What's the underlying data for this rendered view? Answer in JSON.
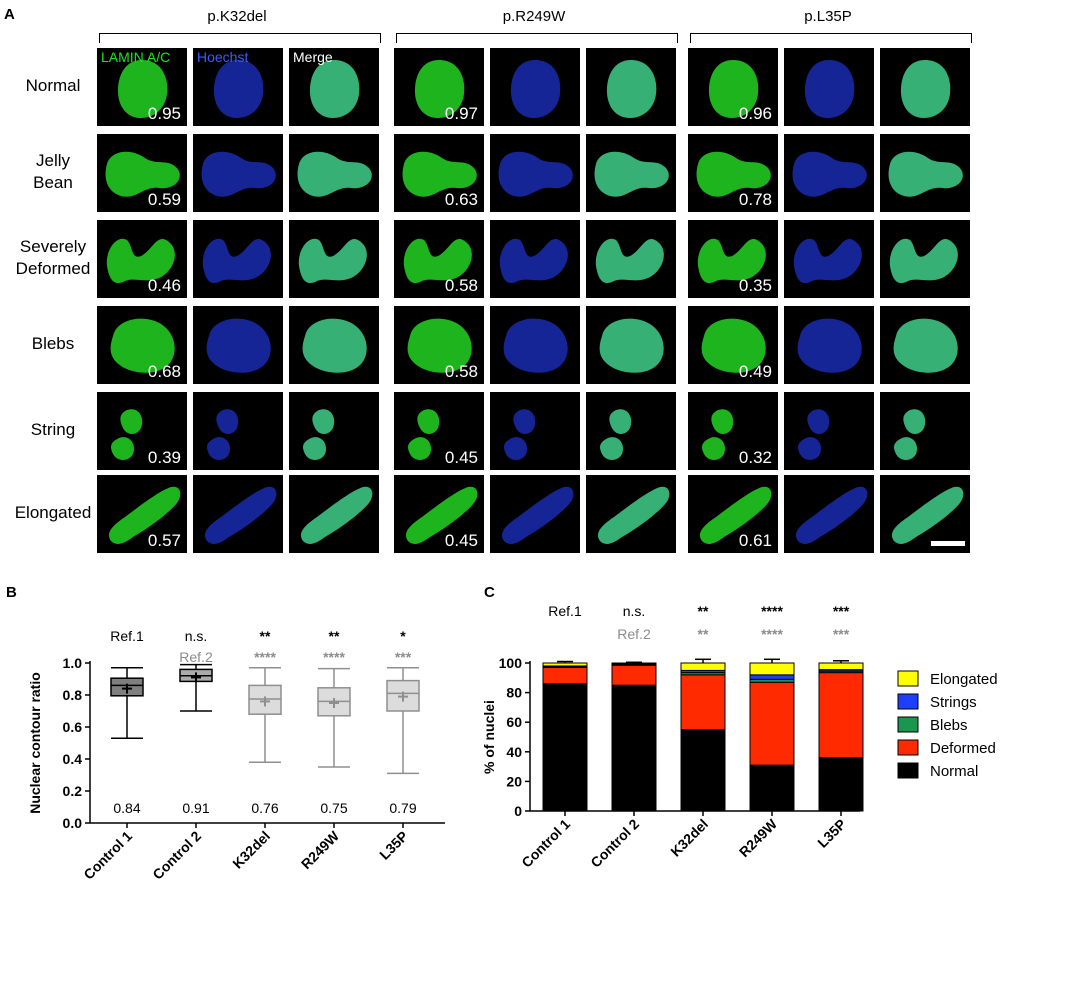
{
  "panel_letters": {
    "a": "A",
    "b": "B",
    "c": "C"
  },
  "micrograph_panel": {
    "groups": [
      "p.K32del",
      "p.R249W",
      "p.L35P"
    ],
    "channels": [
      "LAMIN A/C",
      "Hoechst",
      "Merge"
    ],
    "channel_colors": {
      "lamin": "#19e619",
      "hoechst": "#3a5bff",
      "merge": "#ffffff"
    },
    "rows": [
      {
        "label": [
          "Normal"
        ],
        "ratios": [
          "0.95",
          "0.97",
          "0.96"
        ]
      },
      {
        "label": [
          "Jelly",
          "Bean"
        ],
        "ratios": [
          "0.59",
          "0.63",
          "0.78"
        ]
      },
      {
        "label": [
          "Severely",
          "Deformed"
        ],
        "ratios": [
          "0.46",
          "0.58",
          "0.35"
        ]
      },
      {
        "label": [
          "Blebs"
        ],
        "ratios": [
          "0.68",
          "0.58",
          "0.49"
        ]
      },
      {
        "label": [
          "String"
        ],
        "ratios": [
          "0.39",
          "0.45",
          "0.32"
        ]
      },
      {
        "label": [
          "Elongated"
        ],
        "ratios": [
          "0.57",
          "0.45",
          "0.61"
        ]
      }
    ]
  },
  "chart_data": [
    {
      "type": "box",
      "ylabel": "Nuclear contour ratio",
      "ylim": [
        0.0,
        1.0
      ],
      "yticks": [
        "0.0",
        "0.2",
        "0.4",
        "0.6",
        "0.8",
        "1.0"
      ],
      "categories": [
        "Control 1",
        "Control 2",
        "K32del",
        "R249W",
        "L35P"
      ],
      "boxes": [
        {
          "min": 0.53,
          "q1": 0.795,
          "median": 0.86,
          "q3": 0.905,
          "max": 0.97,
          "mean": 0.84,
          "fill": "#7f7f7f",
          "stroke": "#000000"
        },
        {
          "min": 0.7,
          "q1": 0.885,
          "median": 0.92,
          "q3": 0.96,
          "max": 0.99,
          "mean": 0.91,
          "fill": "#ababab",
          "stroke": "#000000"
        },
        {
          "min": 0.38,
          "q1": 0.68,
          "median": 0.775,
          "q3": 0.86,
          "max": 0.97,
          "mean": 0.76,
          "fill": "#dcdcdc",
          "stroke": "#8f8f8f"
        },
        {
          "min": 0.35,
          "q1": 0.67,
          "median": 0.76,
          "q3": 0.845,
          "max": 0.965,
          "mean": 0.75,
          "fill": "#dcdcdc",
          "stroke": "#8f8f8f"
        },
        {
          "min": 0.31,
          "q1": 0.7,
          "median": 0.81,
          "q3": 0.89,
          "max": 0.97,
          "mean": 0.79,
          "fill": "#dcdcdc",
          "stroke": "#8f8f8f"
        }
      ],
      "mean_labels": [
        "0.84",
        "0.91",
        "0.76",
        "0.75",
        "0.79"
      ],
      "sig_row1": [
        "Ref.1",
        "n.s.",
        "**",
        "**",
        "*"
      ],
      "sig_row2": [
        "",
        "Ref.2",
        "****",
        "****",
        "***"
      ]
    },
    {
      "type": "stacked-bar",
      "ylabel": "% of nuclei",
      "ylim": [
        0,
        100
      ],
      "yticks": [
        "0",
        "20",
        "40",
        "60",
        "80",
        "100"
      ],
      "categories": [
        "Control 1",
        "Control 2",
        "K32del",
        "R249W",
        "L35P"
      ],
      "series": [
        {
          "name": "Normal",
          "color": "#000000",
          "values": [
            86,
            85,
            55,
            31,
            36
          ],
          "errors": [
            5,
            1.5,
            12,
            8,
            6
          ]
        },
        {
          "name": "Deformed",
          "color": "#ff2a00",
          "values": [
            11,
            13.5,
            37,
            56,
            57.5
          ],
          "errors": [
            0,
            0,
            0,
            0,
            0
          ]
        },
        {
          "name": "Blebs",
          "color": "#1a9650",
          "values": [
            0.5,
            0.5,
            1.5,
            2,
            1
          ],
          "errors": [
            0,
            0,
            0,
            0,
            0
          ]
        },
        {
          "name": "Strings",
          "color": "#1f3fff",
          "values": [
            0.5,
            0.5,
            1.5,
            3,
            1
          ],
          "errors": [
            0,
            0,
            1,
            1,
            1
          ]
        },
        {
          "name": "Elongated",
          "color": "#ffff00",
          "values": [
            2,
            0.5,
            5,
            8,
            4.5
          ],
          "errors": [
            1,
            0.5,
            2.5,
            2.5,
            1.5
          ]
        }
      ],
      "legend": [
        "Elongated",
        "Strings",
        "Blebs",
        "Deformed",
        "Normal"
      ],
      "legend_position": "right",
      "sig_row1": [
        "Ref.1",
        "n.s.",
        "**",
        "****",
        "***"
      ],
      "sig_row2": [
        "",
        "Ref.2",
        "**",
        "****",
        "***"
      ]
    }
  ]
}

## WHAT YOU ARE ASKED TO DO
Reproduce every entry word for word, but skip any pictures.

## SOLUTION FOR THIS PROBLEM
What's the underlying data for this rendered view? Answer in JSON.
{
  "panel_letters": {
    "a": "A",
    "b": "B",
    "c": "C"
  },
  "micrograph_panel": {
    "groups": [
      "p.K32del",
      "p.R249W",
      "p.L35P"
    ],
    "channels": [
      "LAMIN A/C",
      "Hoechst",
      "Merge"
    ],
    "channel_colors": {
      "lamin": "#19e619",
      "hoechst": "#3a5bff",
      "merge": "#ffffff"
    },
    "rows": [
      {
        "label": [
          "Normal"
        ],
        "ratios": [
          "0.95",
          "0.97",
          "0.96"
        ]
      },
      {
        "label": [
          "Jelly",
          "Bean"
        ],
        "ratios": [
          "0.59",
          "0.63",
          "0.78"
        ]
      },
      {
        "label": [
          "Severely",
          "Deformed"
        ],
        "ratios": [
          "0.46",
          "0.58",
          "0.35"
        ]
      },
      {
        "label": [
          "Blebs"
        ],
        "ratios": [
          "0.68",
          "0.58",
          "0.49"
        ]
      },
      {
        "label": [
          "String"
        ],
        "ratios": [
          "0.39",
          "0.45",
          "0.32"
        ]
      },
      {
        "label": [
          "Elongated"
        ],
        "ratios": [
          "0.57",
          "0.45",
          "0.61"
        ]
      }
    ]
  },
  "chart_data": [
    {
      "type": "box",
      "ylabel": "Nuclear contour ratio",
      "ylim": [
        0.0,
        1.0
      ],
      "yticks": [
        "0.0",
        "0.2",
        "0.4",
        "0.6",
        "0.8",
        "1.0"
      ],
      "categories": [
        "Control 1",
        "Control 2",
        "K32del",
        "R249W",
        "L35P"
      ],
      "boxes": [
        {
          "min": 0.53,
          "q1": 0.795,
          "median": 0.86,
          "q3": 0.905,
          "max": 0.97,
          "mean": 0.84,
          "fill": "#7f7f7f",
          "stroke": "#000000"
        },
        {
          "min": 0.7,
          "q1": 0.885,
          "median": 0.92,
          "q3": 0.96,
          "max": 0.99,
          "mean": 0.91,
          "fill": "#ababab",
          "stroke": "#000000"
        },
        {
          "min": 0.38,
          "q1": 0.68,
          "median": 0.775,
          "q3": 0.86,
          "max": 0.97,
          "mean": 0.76,
          "fill": "#dcdcdc",
          "stroke": "#8f8f8f"
        },
        {
          "min": 0.35,
          "q1": 0.67,
          "median": 0.76,
          "q3": 0.845,
          "max": 0.965,
          "mean": 0.75,
          "fill": "#dcdcdc",
          "stroke": "#8f8f8f"
        },
        {
          "min": 0.31,
          "q1": 0.7,
          "median": 0.81,
          "q3": 0.89,
          "max": 0.97,
          "mean": 0.79,
          "fill": "#dcdcdc",
          "stroke": "#8f8f8f"
        }
      ],
      "mean_labels": [
        "0.84",
        "0.91",
        "0.76",
        "0.75",
        "0.79"
      ],
      "sig_row1": [
        "Ref.1",
        "n.s.",
        "**",
        "**",
        "*"
      ],
      "sig_row2": [
        "",
        "Ref.2",
        "****",
        "****",
        "***"
      ]
    },
    {
      "type": "stacked-bar",
      "ylabel": "% of nuclei",
      "ylim": [
        0,
        100
      ],
      "yticks": [
        "0",
        "20",
        "40",
        "60",
        "80",
        "100"
      ],
      "categories": [
        "Control 1",
        "Control 2",
        "K32del",
        "R249W",
        "L35P"
      ],
      "series": [
        {
          "name": "Normal",
          "color": "#000000",
          "values": [
            86,
            85,
            55,
            31,
            36
          ],
          "errors": [
            5,
            1.5,
            12,
            8,
            6
          ]
        },
        {
          "name": "Deformed",
          "color": "#ff2a00",
          "values": [
            11,
            13.5,
            37,
            56,
            57.5
          ],
          "errors": [
            0,
            0,
            0,
            0,
            0
          ]
        },
        {
          "name": "Blebs",
          "color": "#1a9650",
          "values": [
            0.5,
            0.5,
            1.5,
            2,
            1
          ],
          "errors": [
            0,
            0,
            0,
            0,
            0
          ]
        },
        {
          "name": "Strings",
          "color": "#1f3fff",
          "values": [
            0.5,
            0.5,
            1.5,
            3,
            1
          ],
          "errors": [
            0,
            0,
            1,
            1,
            1
          ]
        },
        {
          "name": "Elongated",
          "color": "#ffff00",
          "values": [
            2,
            0.5,
            5,
            8,
            4.5
          ],
          "errors": [
            1,
            0.5,
            2.5,
            2.5,
            1.5
          ]
        }
      ],
      "legend": [
        "Elongated",
        "Strings",
        "Blebs",
        "Deformed",
        "Normal"
      ],
      "legend_position": "right",
      "sig_row1": [
        "Ref.1",
        "n.s.",
        "**",
        "****",
        "***"
      ],
      "sig_row2": [
        "",
        "Ref.2",
        "**",
        "****",
        "***"
      ]
    }
  ]
}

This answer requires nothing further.